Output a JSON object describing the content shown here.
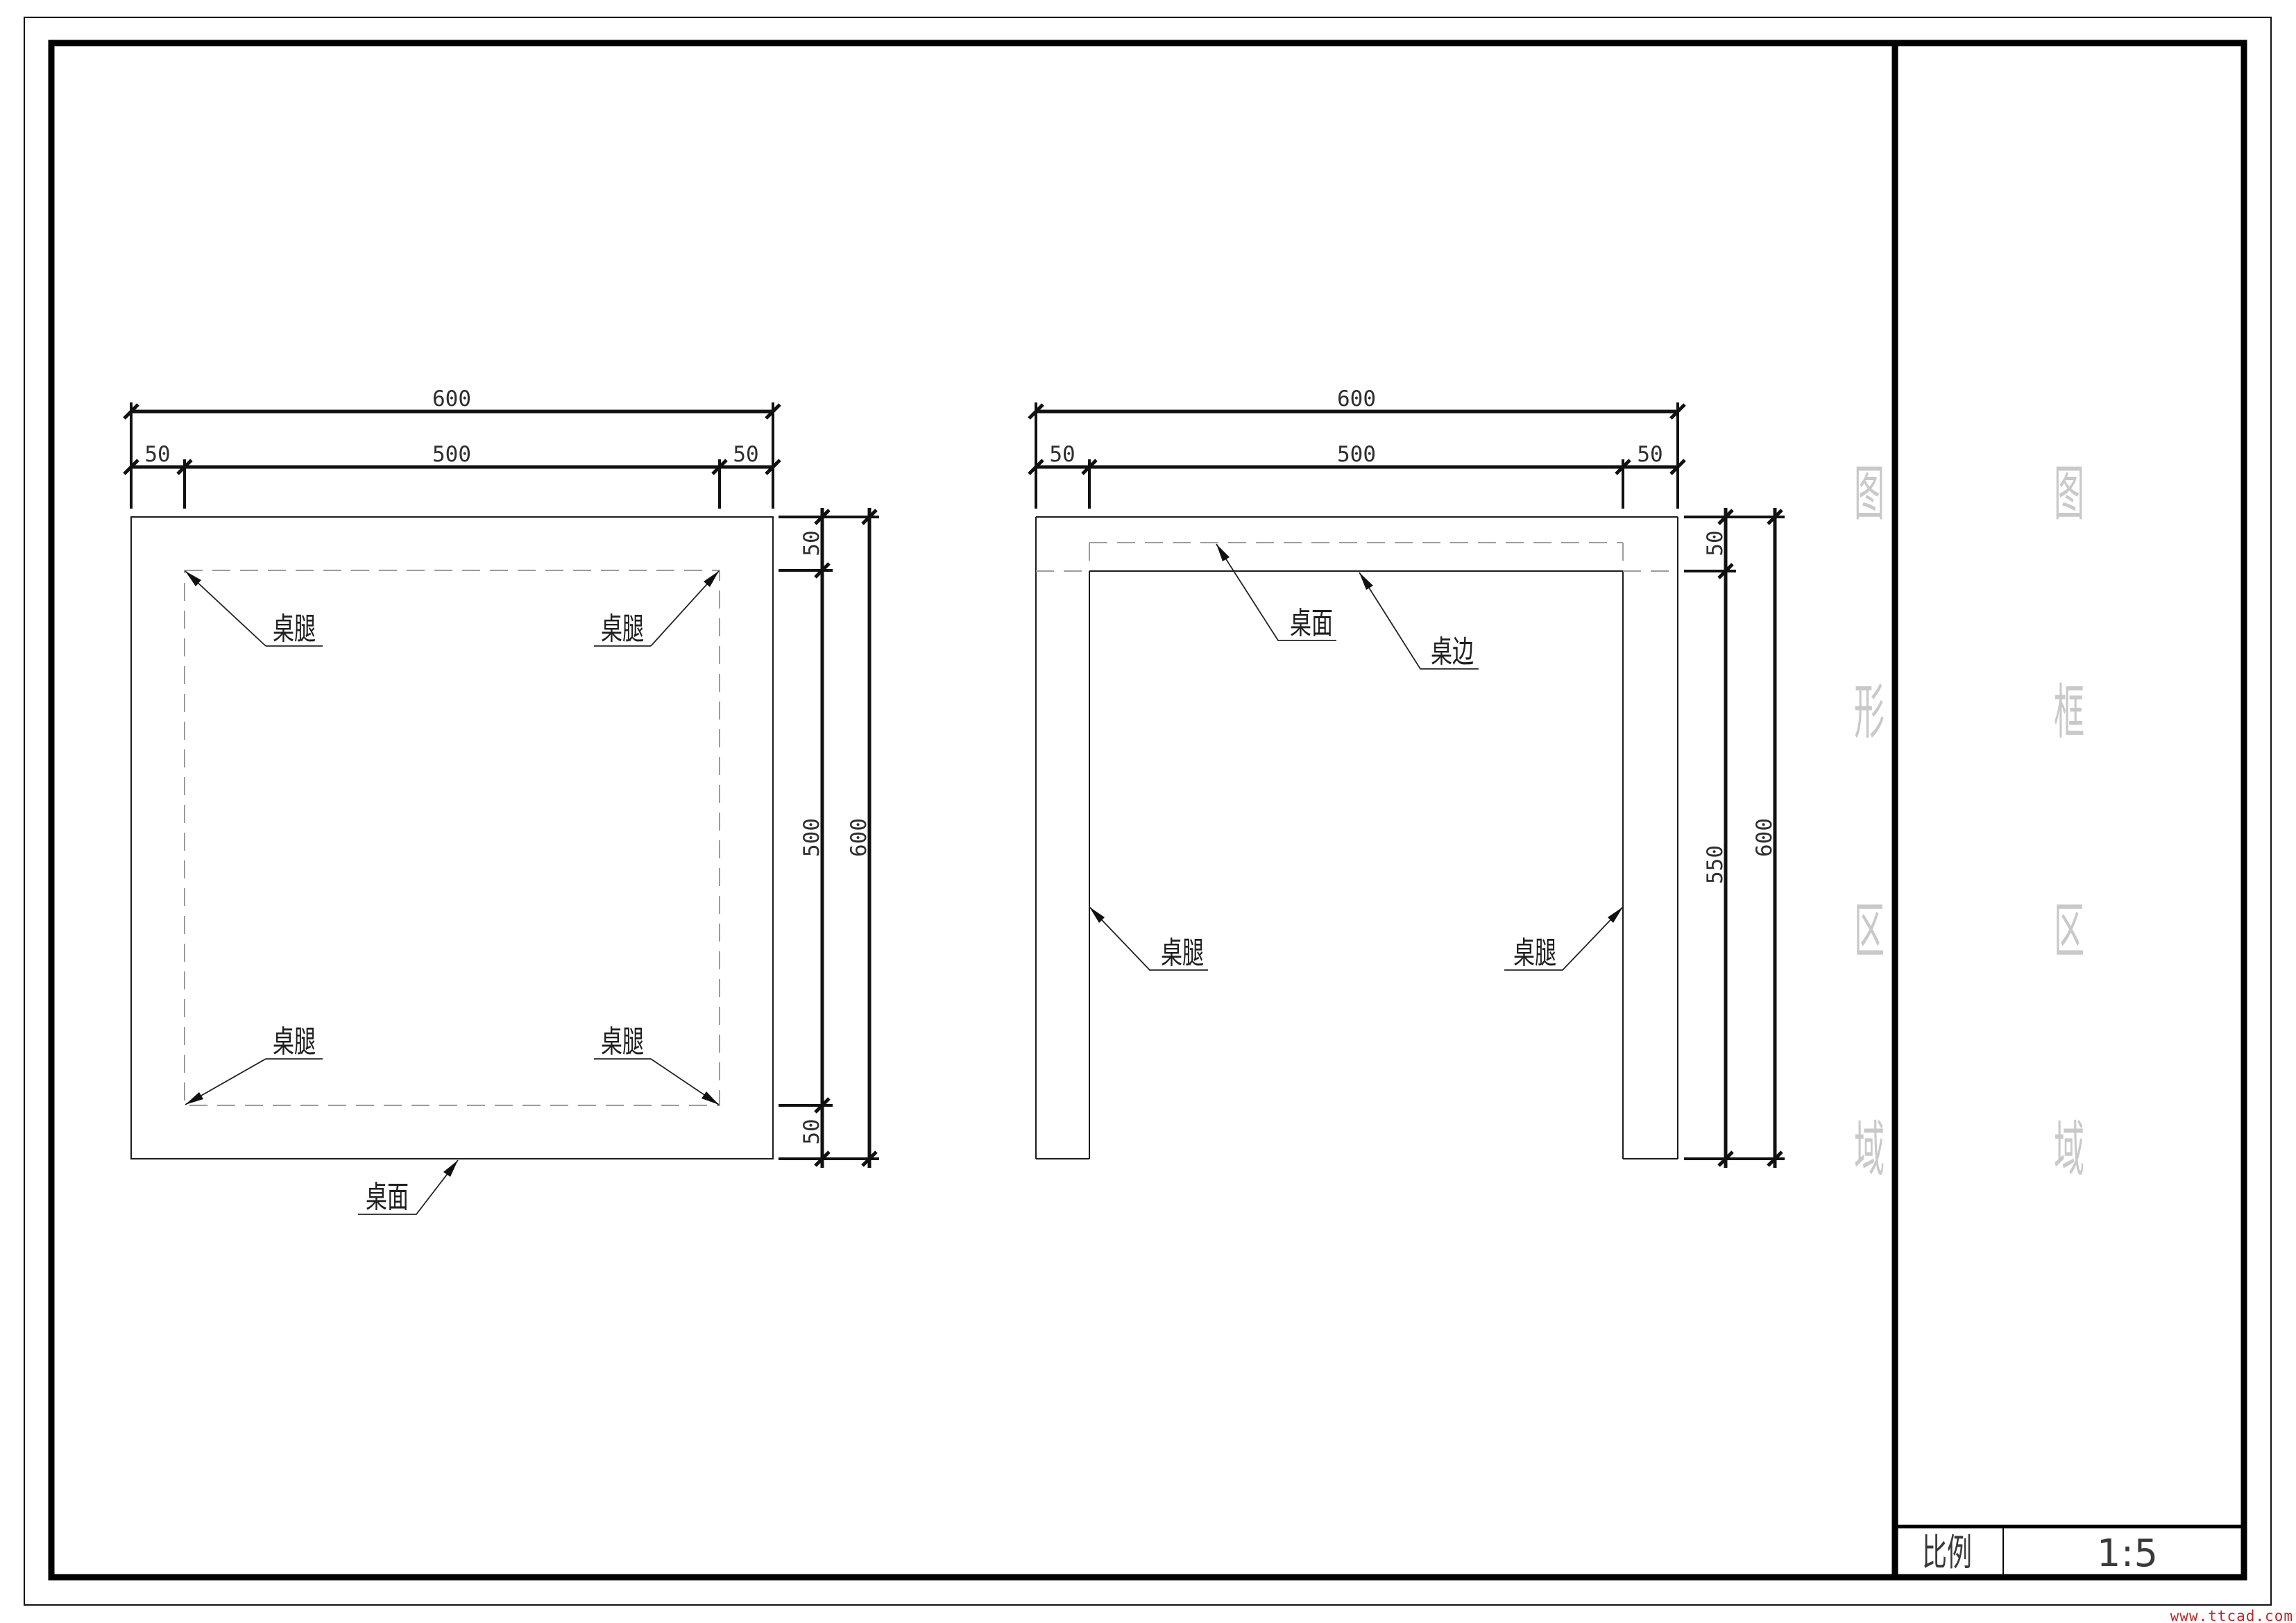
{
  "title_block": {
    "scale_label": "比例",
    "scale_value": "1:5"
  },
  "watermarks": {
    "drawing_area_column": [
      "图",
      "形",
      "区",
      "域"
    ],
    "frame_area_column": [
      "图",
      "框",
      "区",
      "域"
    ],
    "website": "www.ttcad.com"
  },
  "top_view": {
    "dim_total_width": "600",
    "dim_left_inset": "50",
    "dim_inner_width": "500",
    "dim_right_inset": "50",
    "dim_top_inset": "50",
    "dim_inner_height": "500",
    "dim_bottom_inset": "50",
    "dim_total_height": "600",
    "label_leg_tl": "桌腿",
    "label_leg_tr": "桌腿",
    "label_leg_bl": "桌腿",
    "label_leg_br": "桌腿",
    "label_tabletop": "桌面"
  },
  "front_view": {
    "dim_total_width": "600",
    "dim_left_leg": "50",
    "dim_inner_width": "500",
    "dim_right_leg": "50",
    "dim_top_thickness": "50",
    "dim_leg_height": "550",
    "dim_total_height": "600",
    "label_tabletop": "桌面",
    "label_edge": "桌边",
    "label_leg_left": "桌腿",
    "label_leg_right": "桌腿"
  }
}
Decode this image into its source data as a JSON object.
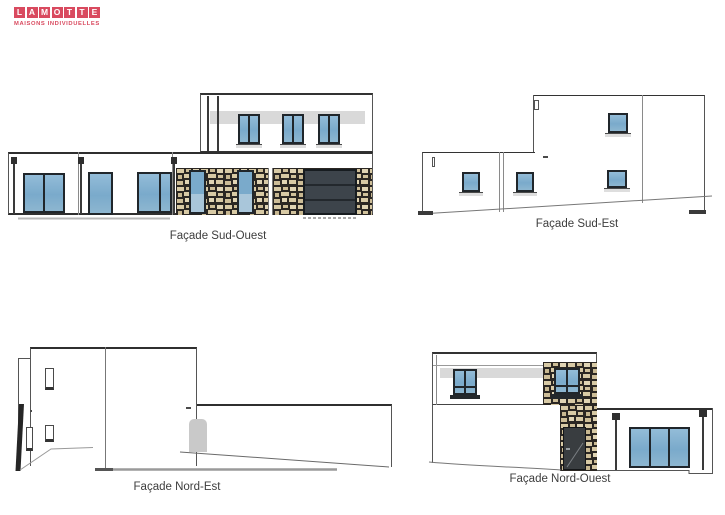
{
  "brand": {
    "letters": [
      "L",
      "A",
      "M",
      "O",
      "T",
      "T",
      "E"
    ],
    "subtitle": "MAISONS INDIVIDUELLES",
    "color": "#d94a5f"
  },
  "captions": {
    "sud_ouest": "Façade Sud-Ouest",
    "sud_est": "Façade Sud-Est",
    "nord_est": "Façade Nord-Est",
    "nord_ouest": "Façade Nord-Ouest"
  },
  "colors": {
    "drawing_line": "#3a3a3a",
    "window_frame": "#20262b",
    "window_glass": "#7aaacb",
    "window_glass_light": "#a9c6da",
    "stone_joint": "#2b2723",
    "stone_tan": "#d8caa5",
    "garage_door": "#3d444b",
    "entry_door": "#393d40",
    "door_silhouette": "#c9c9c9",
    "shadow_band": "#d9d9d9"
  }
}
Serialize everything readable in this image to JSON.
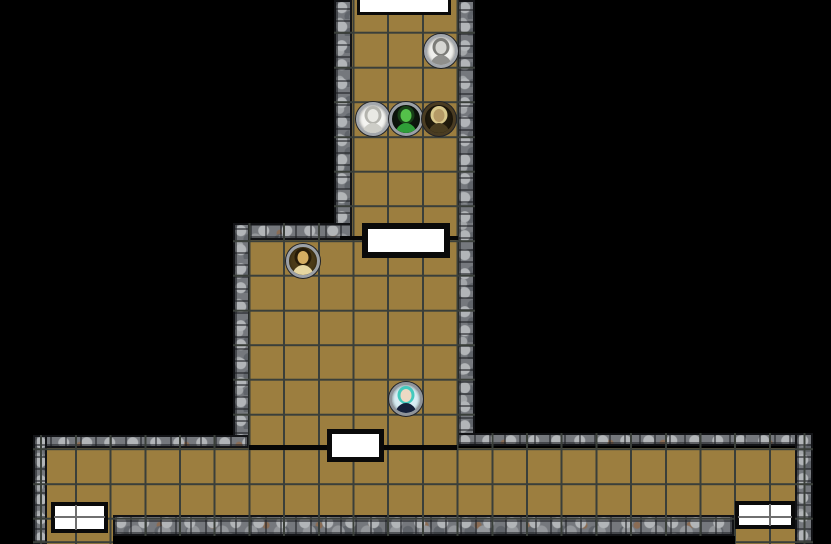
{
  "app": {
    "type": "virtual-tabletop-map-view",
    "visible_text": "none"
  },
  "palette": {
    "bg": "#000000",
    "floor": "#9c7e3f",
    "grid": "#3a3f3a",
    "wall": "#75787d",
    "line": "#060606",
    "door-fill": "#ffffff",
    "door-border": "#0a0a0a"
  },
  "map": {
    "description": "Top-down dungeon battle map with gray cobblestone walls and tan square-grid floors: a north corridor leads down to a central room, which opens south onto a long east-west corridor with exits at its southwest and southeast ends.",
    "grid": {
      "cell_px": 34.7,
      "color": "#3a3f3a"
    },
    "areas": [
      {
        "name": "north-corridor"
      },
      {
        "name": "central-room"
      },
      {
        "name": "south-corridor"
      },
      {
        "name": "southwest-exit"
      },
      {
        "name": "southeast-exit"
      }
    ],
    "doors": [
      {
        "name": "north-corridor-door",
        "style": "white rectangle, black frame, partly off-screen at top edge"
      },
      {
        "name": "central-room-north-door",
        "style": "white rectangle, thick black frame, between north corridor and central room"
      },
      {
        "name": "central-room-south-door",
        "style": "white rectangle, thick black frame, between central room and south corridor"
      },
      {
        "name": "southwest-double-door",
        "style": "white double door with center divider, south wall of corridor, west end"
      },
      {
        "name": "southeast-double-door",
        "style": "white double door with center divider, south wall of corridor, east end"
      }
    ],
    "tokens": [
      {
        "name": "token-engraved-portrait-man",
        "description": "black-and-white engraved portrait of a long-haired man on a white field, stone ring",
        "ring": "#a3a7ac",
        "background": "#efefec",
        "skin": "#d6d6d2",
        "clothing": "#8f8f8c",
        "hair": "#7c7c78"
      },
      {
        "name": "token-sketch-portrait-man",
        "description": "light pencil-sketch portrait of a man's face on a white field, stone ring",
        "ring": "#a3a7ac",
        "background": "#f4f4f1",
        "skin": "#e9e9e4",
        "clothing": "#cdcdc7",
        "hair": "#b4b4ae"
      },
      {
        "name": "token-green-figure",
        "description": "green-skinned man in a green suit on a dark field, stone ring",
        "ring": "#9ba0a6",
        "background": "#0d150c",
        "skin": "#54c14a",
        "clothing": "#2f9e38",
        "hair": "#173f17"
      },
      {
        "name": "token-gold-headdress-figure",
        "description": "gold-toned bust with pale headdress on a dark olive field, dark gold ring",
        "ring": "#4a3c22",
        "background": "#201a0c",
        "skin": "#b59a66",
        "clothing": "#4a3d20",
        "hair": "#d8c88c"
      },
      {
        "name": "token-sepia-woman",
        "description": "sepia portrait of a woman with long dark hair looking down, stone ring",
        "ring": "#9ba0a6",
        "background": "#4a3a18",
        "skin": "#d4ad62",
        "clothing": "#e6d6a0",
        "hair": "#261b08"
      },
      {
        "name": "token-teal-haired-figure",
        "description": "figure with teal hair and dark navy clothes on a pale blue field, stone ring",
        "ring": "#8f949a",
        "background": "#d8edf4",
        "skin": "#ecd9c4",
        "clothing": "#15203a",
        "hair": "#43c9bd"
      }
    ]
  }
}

○ ○ ○

#### [TASK PROMPT]
Each record must be quoted in full and exactly. Do not include the pictures.

#### [SOLUTION TO THE PROBLEM]
Output a JSON object describing the content shown here.
{
  "title_block": {
    "scale_label": "比例",
    "scale_value": "1:5"
  },
  "watermarks": {
    "drawing_area_column": [
      "图",
      "形",
      "区",
      "域"
    ],
    "frame_area_column": [
      "图",
      "框",
      "区",
      "域"
    ],
    "website": "www.ttcad.com"
  },
  "top_view": {
    "dim_total_width": "600",
    "dim_left_inset": "50",
    "dim_inner_width": "500",
    "dim_right_inset": "50",
    "dim_top_inset": "50",
    "dim_inner_height": "500",
    "dim_bottom_inset": "50",
    "dim_total_height": "600",
    "label_leg_tl": "桌腿",
    "label_leg_tr": "桌腿",
    "label_leg_bl": "桌腿",
    "label_leg_br": "桌腿",
    "label_tabletop": "桌面"
  },
  "front_view": {
    "dim_total_width": "600",
    "dim_left_leg": "50",
    "dim_inner_width": "500",
    "dim_right_leg": "50",
    "dim_top_thickness": "50",
    "dim_leg_height": "550",
    "dim_total_height": "600",
    "label_tabletop": "桌面",
    "label_edge": "桌边",
    "label_leg_left": "桌腿",
    "label_leg_right": "桌腿"
  }
}
Decode this image into its source data as a JSON object.
{
  "brand": {
    "letters": [
      "L",
      "A",
      "M",
      "O",
      "T",
      "T",
      "E"
    ],
    "subtitle": "MAISONS INDIVIDUELLES",
    "color": "#d94a5f"
  },
  "captions": {
    "sud_ouest": "Façade Sud-Ouest",
    "sud_est": "Façade Sud-Est",
    "nord_est": "Façade Nord-Est",
    "nord_ouest": "Façade Nord-Ouest"
  },
  "colors": {
    "drawing_line": "#3a3a3a",
    "window_frame": "#20262b",
    "window_glass": "#7aaacb",
    "window_glass_light": "#a9c6da",
    "stone_joint": "#2b2723",
    "stone_tan": "#d8caa5",
    "garage_door": "#3d444b",
    "entry_door": "#393d40",
    "door_silhouette": "#c9c9c9",
    "shadow_band": "#d9d9d9"
  }
}
Serialize everything readable in this image to JSON.
{
  "app": {
    "type": "virtual-tabletop-map-view",
    "visible_text": "none"
  },
  "palette": {
    "bg": "#000000",
    "floor": "#9c7e3f",
    "grid": "#3a3f3a",
    "wall": "#75787d",
    "line": "#060606",
    "door-fill": "#ffffff",
    "door-border": "#0a0a0a"
  },
  "map": {
    "description": "Top-down dungeon battle map with gray cobblestone walls and tan square-grid floors: a north corridor leads down to a central room, which opens south onto a long east-west corridor with exits at its southwest and southeast ends.",
    "grid": {
      "cell_px": 34.7,
      "color": "#3a3f3a"
    },
    "areas": [
      {
        "name": "north-corridor"
      },
      {
        "name": "central-room"
      },
      {
        "name": "south-corridor"
      },
      {
        "name": "southwest-exit"
      },
      {
        "name": "southeast-exit"
      }
    ],
    "doors": [
      {
        "name": "north-corridor-door",
        "style": "white rectangle, black frame, partly off-screen at top edge"
      },
      {
        "name": "central-room-north-door",
        "style": "white rectangle, thick black frame, between north corridor and central room"
      },
      {
        "name": "central-room-south-door",
        "style": "white rectangle, thick black frame, between central room and south corridor"
      },
      {
        "name": "southwest-double-door",
        "style": "white double door with center divider, south wall of corridor, west end"
      },
      {
        "name": "southeast-double-door",
        "style": "white double door with center divider, south wall of corridor, east end"
      }
    ],
    "tokens": [
      {
        "name": "token-engraved-portrait-man",
        "description": "black-and-white engraved portrait of a long-haired man on a white field, stone ring",
        "ring": "#a3a7ac",
        "background": "#efefec",
        "skin": "#d6d6d2",
        "clothing": "#8f8f8c",
        "hair": "#7c7c78"
      },
      {
        "name": "token-sketch-portrait-man",
        "description": "light pencil-sketch portrait of a man's face on a white field, stone ring",
        "ring": "#a3a7ac",
        "background": "#f4f4f1",
        "skin": "#e9e9e4",
        "clothing": "#cdcdc7",
        "hair": "#b4b4ae"
      },
      {
        "name": "token-green-figure",
        "description": "green-skinned man in a green suit on a dark field, stone ring",
        "ring": "#9ba0a6",
        "background": "#0d150c",
        "skin": "#54c14a",
        "clothing": "#2f9e38",
        "hair": "#173f17"
      },
      {
        "name": "token-gold-headdress-figure",
        "description": "gold-toned bust with pale headdress on a dark olive field, dark gold ring",
        "ring": "#4a3c22",
        "background": "#201a0c",
        "skin": "#b59a66",
        "clothing": "#4a3d20",
        "hair": "#d8c88c"
      },
      {
        "name": "token-sepia-woman",
        "description": "sepia portrait of a woman with long dark hair looking down, stone ring",
        "ring": "#9ba0a6",
        "background": "#4a3a18",
        "skin": "#d4ad62",
        "clothing": "#e6d6a0",
        "hair": "#261b08"
      },
      {
        "name": "token-teal-haired-figure",
        "description": "figure with teal hair and dark navy clothes on a pale blue field, stone ring",
        "ring": "#8f949a",
        "background": "#d8edf4",
        "skin": "#ecd9c4",
        "clothing": "#15203a",
        "hair": "#43c9bd"
      }
    ]
  }
}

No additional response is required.